(Lines of data)
——————————

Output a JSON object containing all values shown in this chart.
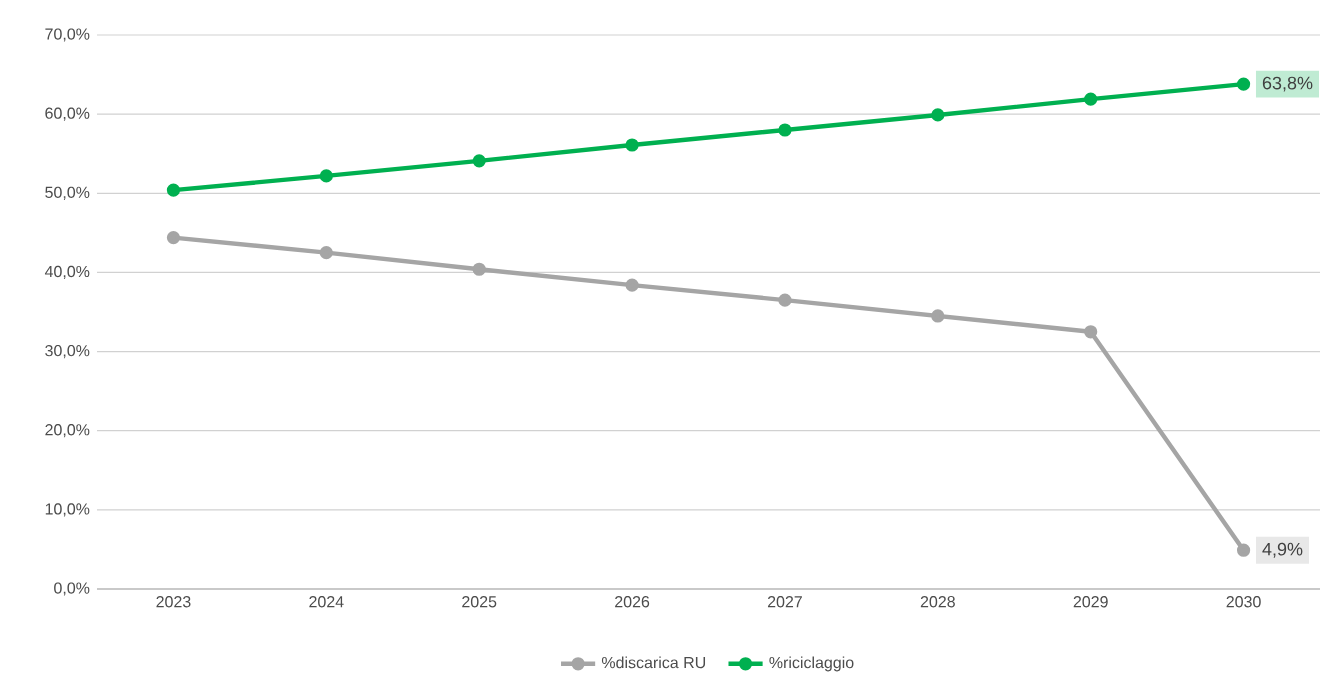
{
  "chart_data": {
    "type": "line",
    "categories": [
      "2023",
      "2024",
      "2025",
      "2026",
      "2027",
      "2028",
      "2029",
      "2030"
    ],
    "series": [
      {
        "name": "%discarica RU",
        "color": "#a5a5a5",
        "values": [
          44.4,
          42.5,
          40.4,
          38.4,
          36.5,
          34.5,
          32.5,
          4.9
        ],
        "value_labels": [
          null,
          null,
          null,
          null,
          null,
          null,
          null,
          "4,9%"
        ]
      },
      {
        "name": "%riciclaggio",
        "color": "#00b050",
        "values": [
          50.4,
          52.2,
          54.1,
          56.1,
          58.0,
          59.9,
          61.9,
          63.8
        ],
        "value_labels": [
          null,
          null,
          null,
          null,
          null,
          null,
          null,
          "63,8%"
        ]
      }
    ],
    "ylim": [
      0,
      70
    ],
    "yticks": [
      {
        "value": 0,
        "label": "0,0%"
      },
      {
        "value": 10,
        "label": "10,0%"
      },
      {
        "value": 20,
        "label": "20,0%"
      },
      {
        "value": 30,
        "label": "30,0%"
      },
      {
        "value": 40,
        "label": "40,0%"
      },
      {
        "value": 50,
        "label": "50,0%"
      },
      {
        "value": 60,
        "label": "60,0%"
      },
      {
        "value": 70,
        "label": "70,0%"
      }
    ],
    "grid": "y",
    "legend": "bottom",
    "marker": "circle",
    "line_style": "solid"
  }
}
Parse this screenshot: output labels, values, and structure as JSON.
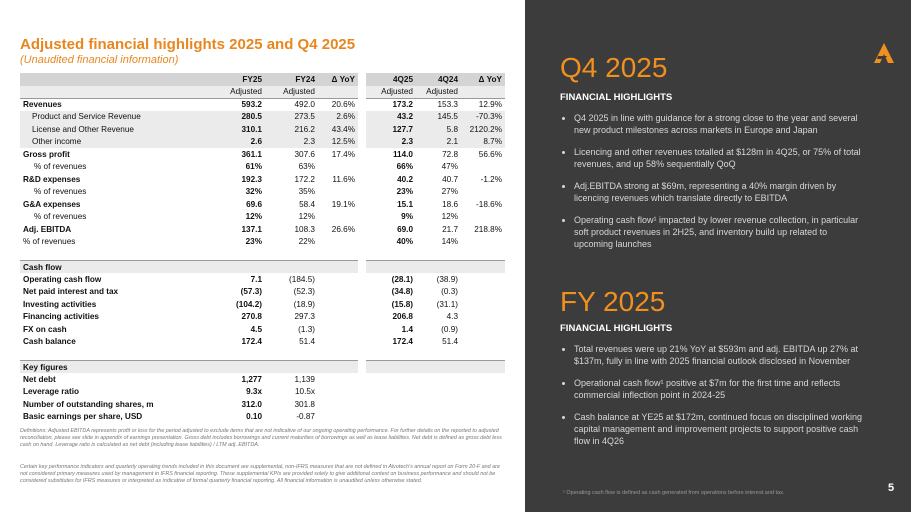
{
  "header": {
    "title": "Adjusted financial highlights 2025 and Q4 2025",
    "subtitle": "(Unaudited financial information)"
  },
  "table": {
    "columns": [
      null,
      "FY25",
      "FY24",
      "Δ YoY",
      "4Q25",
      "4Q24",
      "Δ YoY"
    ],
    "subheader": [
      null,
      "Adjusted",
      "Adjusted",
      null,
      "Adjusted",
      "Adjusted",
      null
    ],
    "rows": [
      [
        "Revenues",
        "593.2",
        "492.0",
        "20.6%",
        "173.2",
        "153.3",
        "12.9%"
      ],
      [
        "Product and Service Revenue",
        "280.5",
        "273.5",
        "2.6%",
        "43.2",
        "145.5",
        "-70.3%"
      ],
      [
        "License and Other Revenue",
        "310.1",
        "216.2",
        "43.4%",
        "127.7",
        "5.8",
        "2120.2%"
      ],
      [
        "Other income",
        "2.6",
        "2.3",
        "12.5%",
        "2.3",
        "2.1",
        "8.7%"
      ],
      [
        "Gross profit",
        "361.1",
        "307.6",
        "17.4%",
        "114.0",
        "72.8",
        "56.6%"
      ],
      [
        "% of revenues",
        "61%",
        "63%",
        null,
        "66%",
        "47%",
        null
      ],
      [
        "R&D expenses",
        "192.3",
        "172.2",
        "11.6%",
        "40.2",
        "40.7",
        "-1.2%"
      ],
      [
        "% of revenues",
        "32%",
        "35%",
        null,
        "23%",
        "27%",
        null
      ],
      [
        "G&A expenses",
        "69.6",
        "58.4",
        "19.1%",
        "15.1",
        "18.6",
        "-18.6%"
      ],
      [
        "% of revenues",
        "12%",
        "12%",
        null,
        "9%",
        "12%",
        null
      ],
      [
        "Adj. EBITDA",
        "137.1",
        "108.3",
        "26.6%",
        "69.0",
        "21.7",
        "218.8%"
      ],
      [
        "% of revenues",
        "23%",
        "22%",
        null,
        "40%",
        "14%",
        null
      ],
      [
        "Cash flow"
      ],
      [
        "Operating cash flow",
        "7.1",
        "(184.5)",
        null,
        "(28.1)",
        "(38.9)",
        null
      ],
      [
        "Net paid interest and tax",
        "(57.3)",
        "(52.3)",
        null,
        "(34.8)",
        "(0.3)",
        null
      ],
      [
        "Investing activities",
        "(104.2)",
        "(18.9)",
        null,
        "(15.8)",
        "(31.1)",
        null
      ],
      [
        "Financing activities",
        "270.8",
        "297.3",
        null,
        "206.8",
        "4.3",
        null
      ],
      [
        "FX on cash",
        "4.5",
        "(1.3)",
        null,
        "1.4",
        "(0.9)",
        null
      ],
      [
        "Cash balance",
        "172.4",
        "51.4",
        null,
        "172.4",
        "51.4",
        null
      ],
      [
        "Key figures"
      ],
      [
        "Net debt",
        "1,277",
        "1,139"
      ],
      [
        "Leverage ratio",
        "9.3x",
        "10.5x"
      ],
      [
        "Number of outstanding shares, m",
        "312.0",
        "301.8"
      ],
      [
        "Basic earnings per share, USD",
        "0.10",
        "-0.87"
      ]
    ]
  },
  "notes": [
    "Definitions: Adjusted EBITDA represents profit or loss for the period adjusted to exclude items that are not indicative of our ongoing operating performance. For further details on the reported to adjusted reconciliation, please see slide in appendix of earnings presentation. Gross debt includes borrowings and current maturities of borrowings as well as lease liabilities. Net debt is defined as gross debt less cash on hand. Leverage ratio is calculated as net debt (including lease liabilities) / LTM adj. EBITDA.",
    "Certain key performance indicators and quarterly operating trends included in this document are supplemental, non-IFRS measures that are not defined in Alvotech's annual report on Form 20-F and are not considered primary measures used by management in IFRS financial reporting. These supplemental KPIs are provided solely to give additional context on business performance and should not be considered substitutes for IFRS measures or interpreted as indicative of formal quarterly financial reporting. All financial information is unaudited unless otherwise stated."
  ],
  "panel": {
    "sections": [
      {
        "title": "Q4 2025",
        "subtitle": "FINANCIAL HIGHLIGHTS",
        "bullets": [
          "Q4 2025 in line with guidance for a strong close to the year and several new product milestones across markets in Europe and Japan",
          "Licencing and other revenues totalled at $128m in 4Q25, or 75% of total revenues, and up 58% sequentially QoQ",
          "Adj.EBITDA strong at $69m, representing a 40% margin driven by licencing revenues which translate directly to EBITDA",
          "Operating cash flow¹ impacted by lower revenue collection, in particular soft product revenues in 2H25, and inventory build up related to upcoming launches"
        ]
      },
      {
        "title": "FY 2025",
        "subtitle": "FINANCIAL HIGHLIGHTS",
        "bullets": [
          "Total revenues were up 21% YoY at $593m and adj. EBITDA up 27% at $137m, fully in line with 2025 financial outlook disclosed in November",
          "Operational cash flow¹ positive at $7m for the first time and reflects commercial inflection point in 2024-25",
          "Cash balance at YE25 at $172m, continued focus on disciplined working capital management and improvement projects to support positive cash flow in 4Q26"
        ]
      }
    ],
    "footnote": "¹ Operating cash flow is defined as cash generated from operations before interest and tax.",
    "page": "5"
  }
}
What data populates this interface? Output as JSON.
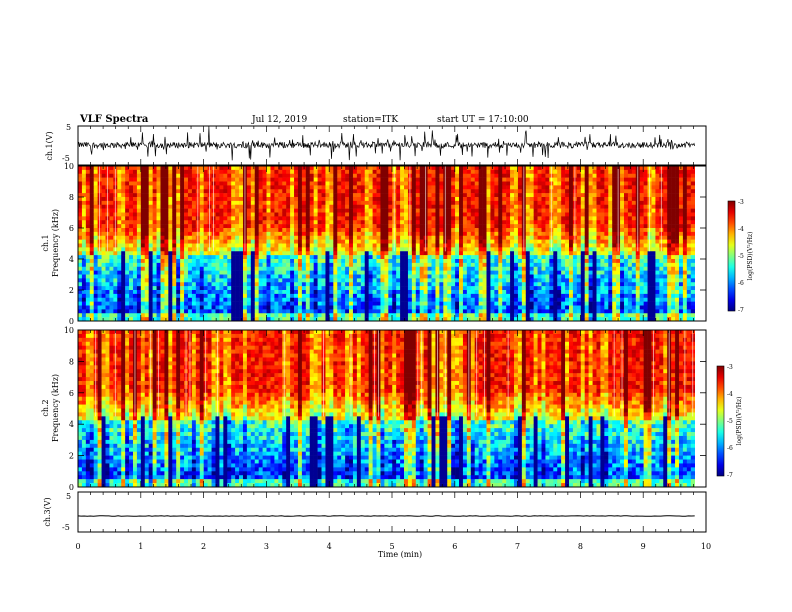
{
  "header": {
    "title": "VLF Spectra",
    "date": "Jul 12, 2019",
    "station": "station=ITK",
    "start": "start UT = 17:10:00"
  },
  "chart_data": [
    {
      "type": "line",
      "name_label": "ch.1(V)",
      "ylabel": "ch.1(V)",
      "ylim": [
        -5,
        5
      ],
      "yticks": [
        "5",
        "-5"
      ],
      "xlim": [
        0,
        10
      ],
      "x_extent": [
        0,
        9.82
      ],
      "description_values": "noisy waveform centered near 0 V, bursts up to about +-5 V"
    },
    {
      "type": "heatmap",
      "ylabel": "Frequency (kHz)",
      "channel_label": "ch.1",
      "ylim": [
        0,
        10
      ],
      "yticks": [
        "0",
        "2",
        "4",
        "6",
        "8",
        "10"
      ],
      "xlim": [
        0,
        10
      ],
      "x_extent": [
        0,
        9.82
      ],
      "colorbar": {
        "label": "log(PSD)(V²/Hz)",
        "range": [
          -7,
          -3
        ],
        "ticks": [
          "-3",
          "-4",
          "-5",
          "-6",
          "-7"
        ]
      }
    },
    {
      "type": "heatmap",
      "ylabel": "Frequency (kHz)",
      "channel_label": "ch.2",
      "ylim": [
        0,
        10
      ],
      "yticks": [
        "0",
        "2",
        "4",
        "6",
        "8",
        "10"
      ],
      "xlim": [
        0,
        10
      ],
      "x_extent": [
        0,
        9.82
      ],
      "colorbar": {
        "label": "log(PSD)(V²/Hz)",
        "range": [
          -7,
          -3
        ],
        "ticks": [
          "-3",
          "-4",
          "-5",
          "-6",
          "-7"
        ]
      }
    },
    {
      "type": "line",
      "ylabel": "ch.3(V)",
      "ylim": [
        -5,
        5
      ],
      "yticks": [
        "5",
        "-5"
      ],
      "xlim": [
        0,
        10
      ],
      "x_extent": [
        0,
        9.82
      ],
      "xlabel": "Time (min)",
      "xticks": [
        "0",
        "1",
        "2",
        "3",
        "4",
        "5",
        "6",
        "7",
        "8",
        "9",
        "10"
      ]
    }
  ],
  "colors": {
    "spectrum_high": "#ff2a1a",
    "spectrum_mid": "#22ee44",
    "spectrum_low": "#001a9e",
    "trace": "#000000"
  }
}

——————————

Required task: Read through the data and copy every line where "flow¹" shows up.

Exercise solution:
          "Operating cash flow¹ impacted by lower revenue collection, in particular soft product revenues in 2H25, and inventory build up related to upcoming launches"
          "Operational cash flow¹ positive at $7m for the first time and reflects commercial inflection point in 2024-25",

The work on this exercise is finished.